(Work to be completed):
Make an exact copy of the lines, leaving the pictures out.

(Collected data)

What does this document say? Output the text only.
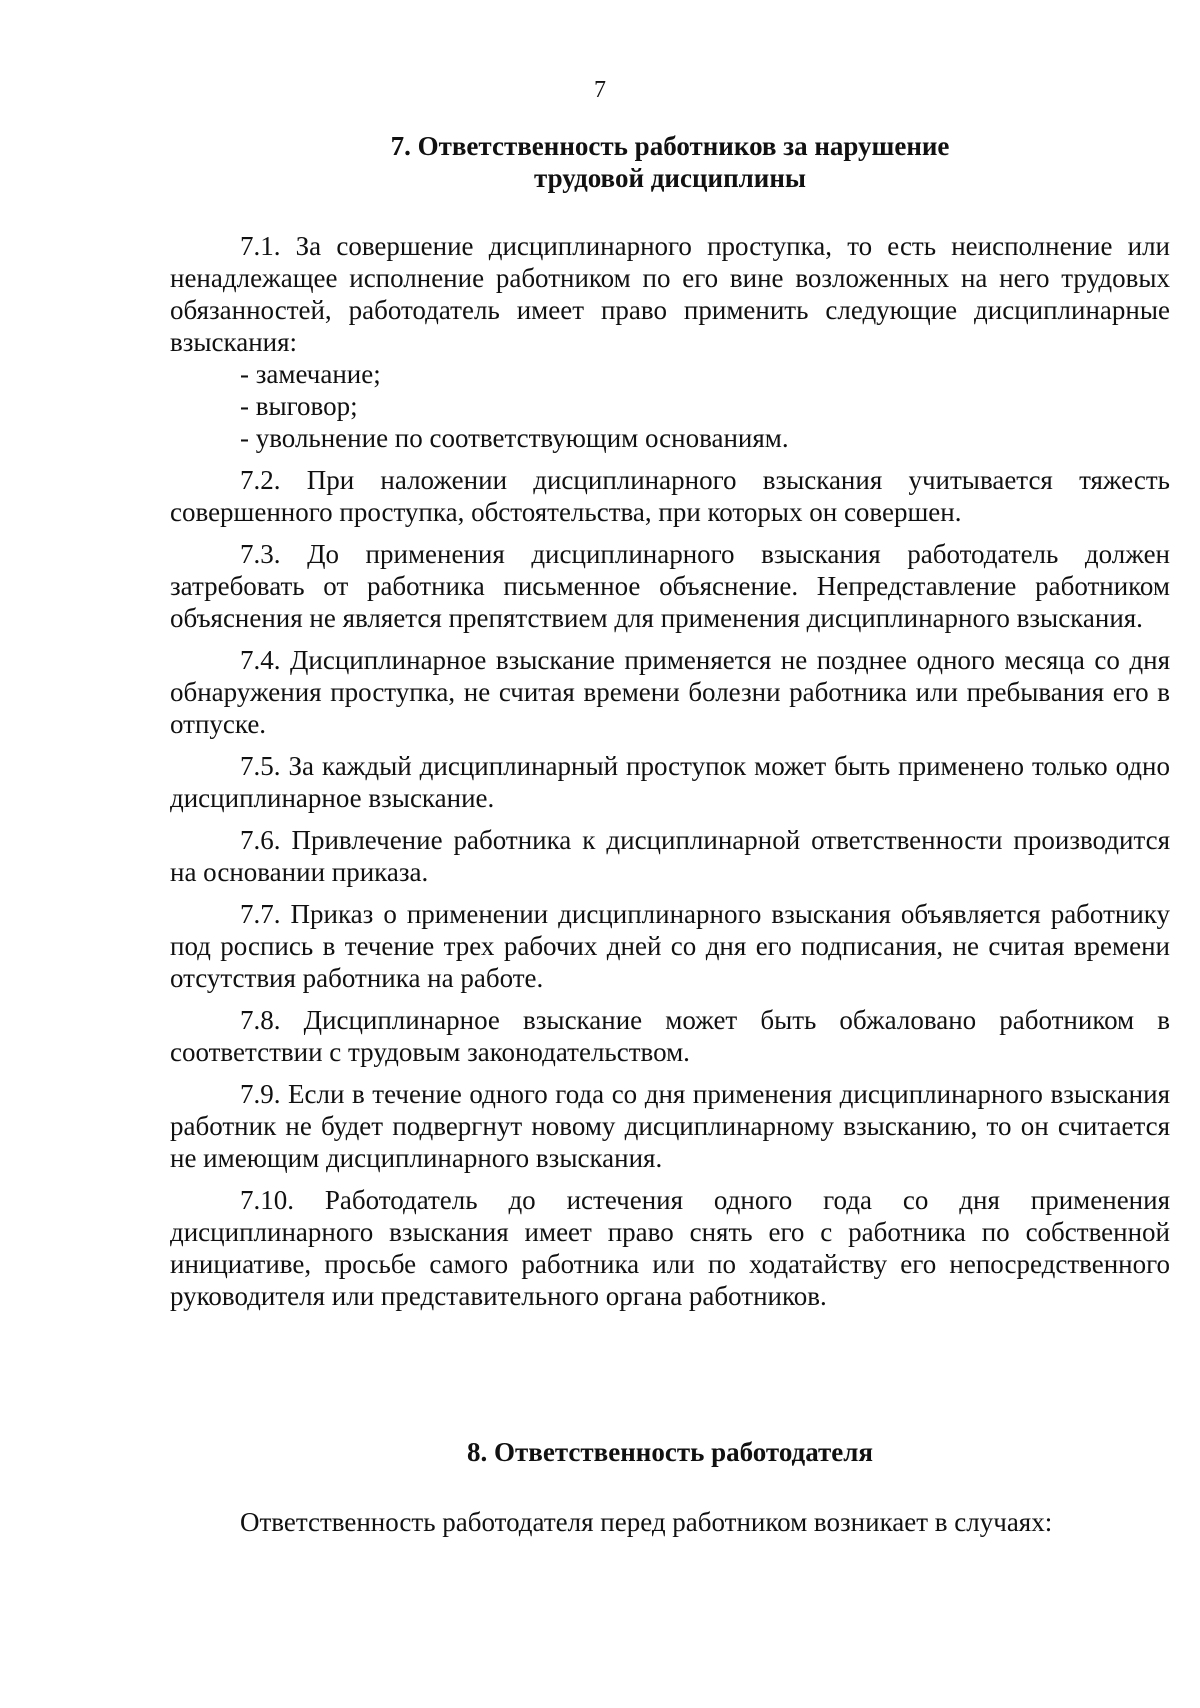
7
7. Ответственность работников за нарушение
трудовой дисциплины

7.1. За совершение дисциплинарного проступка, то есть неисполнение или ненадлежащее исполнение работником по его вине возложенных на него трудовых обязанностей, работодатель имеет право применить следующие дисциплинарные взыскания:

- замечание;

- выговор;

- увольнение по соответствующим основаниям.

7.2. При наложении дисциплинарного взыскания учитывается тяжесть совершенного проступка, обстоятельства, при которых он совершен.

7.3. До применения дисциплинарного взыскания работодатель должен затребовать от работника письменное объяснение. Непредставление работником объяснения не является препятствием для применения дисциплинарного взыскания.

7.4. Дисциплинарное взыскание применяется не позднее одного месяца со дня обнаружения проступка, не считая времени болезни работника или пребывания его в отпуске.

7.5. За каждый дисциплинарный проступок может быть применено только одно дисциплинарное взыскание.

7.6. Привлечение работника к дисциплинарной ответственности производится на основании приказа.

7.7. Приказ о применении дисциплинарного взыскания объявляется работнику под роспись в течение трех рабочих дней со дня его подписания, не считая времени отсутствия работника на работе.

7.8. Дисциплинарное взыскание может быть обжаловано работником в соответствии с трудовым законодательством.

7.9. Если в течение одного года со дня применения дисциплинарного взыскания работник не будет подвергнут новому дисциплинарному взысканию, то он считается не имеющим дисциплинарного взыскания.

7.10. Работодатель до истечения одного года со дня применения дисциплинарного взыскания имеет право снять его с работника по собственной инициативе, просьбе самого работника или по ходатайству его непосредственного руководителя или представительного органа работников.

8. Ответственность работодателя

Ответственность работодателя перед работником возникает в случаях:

(Response below):
What does this document say? Output the text only.
7
7. Ответственность работников за нарушение
трудовой дисциплины

7.1. За совершение дисциплинарного проступка, то есть неисполнение или ненадлежащее исполнение работником по его вине возложенных на него трудовых обязанностей, работодатель имеет право применить следующие дисциплинарные взыскания:

- замечание;

- выговор;

- увольнение по соответствующим основаниям.

7.2. При наложении дисциплинарного взыскания учитывается тяжесть совершенного проступка, обстоятельства, при которых он совершен.

7.3. До применения дисциплинарного взыскания работодатель должен затребовать от работника письменное объяснение. Непредставление работником объяснения не является препятствием для применения дисциплинарного взыскания.

7.4. Дисциплинарное взыскание применяется не позднее одного месяца со дня обнаружения проступка, не считая времени болезни работника или пребывания его в отпуске.

7.5. За каждый дисциплинарный проступок может быть применено только одно дисциплинарное взыскание.

7.6. Привлечение работника к дисциплинарной ответственности производится на основании приказа.

7.7. Приказ о применении дисциплинарного взыскания объявляется работнику под роспись в течение трех рабочих дней со дня его подписания, не считая времени отсутствия работника на работе.

7.8. Дисциплинарное взыскание может быть обжаловано работником в соответствии с трудовым законодательством.

7.9. Если в течение одного года со дня применения дисциплинарного взыскания работник не будет подвергнут новому дисциплинарному взысканию, то он считается не имеющим дисциплинарного взыскания.

7.10. Работодатель до истечения одного года со дня применения дисциплинарного взыскания имеет право снять его с работника по собственной инициативе, просьбе самого работника или по ходатайству его непосредственного руководителя или представительного органа работников.

8. Ответственность работодателя

Ответственность работодателя перед работником возникает в случаях:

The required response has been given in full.